GIVEN PROBLEM: In how many lines does the string "качестве" appear? Answer with the number only.

ENTRIES SHOWN:
++++++++

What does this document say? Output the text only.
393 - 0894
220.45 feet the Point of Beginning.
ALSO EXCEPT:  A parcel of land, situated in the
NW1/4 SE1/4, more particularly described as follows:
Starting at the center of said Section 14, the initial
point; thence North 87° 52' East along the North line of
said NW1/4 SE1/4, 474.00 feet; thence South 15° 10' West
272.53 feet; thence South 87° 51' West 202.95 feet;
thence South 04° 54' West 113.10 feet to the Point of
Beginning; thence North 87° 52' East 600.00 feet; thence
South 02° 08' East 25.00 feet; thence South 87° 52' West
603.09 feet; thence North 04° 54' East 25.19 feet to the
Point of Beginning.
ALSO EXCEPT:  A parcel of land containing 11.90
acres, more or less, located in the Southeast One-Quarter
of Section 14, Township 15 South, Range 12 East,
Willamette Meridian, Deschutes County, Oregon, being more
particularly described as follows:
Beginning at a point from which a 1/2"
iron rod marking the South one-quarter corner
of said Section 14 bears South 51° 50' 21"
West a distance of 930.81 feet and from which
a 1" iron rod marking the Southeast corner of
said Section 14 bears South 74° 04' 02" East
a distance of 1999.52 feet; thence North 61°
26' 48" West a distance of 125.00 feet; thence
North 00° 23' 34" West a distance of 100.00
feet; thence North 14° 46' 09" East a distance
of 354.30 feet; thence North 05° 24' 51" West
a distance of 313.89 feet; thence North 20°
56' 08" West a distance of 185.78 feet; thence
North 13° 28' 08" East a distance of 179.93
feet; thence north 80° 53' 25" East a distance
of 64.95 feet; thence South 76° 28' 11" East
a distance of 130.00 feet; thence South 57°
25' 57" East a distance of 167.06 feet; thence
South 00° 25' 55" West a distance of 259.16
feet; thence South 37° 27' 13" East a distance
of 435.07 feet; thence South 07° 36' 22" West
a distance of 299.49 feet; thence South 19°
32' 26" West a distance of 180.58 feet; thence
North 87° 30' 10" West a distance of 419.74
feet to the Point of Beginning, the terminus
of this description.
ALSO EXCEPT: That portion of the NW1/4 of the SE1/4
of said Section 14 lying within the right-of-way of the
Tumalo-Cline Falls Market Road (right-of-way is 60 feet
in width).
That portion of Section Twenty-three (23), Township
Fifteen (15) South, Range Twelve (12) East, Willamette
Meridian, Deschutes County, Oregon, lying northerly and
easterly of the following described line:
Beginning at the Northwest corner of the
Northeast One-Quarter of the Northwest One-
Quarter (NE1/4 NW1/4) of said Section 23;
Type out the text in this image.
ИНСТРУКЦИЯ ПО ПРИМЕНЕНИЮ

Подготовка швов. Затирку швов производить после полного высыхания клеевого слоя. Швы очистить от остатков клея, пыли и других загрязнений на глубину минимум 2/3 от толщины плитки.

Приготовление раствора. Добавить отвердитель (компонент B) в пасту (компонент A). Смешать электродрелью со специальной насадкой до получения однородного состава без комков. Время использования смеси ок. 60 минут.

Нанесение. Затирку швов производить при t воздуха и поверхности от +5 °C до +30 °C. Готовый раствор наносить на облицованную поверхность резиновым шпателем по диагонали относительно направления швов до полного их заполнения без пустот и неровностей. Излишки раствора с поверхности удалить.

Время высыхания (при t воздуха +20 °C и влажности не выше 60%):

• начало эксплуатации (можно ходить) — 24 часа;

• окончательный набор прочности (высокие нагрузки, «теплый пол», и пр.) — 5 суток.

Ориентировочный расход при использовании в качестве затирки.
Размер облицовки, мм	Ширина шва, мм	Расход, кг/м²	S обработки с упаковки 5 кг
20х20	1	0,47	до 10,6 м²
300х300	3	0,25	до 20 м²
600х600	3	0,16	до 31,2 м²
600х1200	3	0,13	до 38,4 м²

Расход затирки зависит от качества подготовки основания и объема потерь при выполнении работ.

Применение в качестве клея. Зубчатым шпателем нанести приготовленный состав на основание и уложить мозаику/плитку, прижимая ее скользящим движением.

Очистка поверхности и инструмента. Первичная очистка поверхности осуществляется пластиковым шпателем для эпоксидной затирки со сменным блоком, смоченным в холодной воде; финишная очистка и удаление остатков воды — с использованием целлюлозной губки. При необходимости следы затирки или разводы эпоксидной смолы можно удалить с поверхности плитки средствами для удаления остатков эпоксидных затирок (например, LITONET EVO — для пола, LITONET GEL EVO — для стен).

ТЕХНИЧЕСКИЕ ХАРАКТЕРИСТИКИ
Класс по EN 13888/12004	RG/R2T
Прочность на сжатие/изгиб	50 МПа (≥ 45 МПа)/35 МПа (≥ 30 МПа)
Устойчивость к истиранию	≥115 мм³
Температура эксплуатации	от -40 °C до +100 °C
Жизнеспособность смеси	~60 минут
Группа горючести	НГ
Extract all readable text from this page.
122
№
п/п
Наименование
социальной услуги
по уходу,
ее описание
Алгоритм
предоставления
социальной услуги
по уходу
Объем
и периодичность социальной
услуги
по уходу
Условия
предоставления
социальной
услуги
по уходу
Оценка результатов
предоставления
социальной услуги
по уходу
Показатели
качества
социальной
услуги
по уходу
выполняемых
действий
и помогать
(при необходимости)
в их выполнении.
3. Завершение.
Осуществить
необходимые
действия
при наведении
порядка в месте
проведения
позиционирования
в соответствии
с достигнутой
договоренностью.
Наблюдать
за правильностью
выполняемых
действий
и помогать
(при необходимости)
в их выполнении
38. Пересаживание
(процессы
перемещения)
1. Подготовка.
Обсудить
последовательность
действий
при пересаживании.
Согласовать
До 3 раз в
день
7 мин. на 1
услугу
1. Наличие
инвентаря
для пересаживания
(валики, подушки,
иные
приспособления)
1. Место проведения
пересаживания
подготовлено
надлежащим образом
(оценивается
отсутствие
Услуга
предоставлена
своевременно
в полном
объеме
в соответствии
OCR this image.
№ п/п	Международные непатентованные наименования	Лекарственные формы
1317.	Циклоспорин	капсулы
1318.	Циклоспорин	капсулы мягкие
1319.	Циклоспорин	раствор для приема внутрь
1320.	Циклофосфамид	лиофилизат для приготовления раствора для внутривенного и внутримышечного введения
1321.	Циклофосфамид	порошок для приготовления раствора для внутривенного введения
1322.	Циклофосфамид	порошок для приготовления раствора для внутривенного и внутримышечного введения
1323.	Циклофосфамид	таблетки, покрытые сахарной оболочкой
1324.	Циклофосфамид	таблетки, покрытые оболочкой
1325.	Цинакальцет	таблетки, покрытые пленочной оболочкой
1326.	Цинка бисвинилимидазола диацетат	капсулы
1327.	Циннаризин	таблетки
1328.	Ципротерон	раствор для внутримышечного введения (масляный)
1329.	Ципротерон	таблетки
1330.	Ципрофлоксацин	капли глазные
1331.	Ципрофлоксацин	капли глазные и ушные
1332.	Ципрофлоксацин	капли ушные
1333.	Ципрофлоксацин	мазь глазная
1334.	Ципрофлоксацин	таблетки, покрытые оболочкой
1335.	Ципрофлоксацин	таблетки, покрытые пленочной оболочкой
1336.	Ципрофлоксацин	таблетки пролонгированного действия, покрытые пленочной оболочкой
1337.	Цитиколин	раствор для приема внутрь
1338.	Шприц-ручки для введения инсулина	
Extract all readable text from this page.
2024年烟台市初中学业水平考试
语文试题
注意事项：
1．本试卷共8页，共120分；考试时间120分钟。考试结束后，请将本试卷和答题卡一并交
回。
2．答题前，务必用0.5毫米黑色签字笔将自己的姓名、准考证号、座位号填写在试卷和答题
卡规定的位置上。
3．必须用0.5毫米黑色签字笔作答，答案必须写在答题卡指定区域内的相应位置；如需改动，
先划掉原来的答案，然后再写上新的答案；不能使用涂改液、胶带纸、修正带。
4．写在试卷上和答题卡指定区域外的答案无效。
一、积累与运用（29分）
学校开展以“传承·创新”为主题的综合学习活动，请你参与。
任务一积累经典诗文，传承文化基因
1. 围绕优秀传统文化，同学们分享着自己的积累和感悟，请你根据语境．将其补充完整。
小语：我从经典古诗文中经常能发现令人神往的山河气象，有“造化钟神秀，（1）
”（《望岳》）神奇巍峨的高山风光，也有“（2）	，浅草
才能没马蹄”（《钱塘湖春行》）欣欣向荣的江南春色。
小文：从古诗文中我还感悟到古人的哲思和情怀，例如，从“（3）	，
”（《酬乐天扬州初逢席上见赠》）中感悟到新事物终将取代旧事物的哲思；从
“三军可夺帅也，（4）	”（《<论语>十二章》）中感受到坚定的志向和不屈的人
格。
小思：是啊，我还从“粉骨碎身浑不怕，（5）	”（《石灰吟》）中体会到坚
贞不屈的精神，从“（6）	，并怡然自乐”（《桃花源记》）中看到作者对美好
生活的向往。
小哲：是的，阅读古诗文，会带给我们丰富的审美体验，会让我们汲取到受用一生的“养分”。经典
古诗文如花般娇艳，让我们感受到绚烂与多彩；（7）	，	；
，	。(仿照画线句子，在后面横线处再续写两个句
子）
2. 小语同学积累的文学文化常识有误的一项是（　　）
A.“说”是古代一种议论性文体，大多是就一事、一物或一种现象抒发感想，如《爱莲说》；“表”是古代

++++++++

RESPONSE TO THE EXERCISE: 2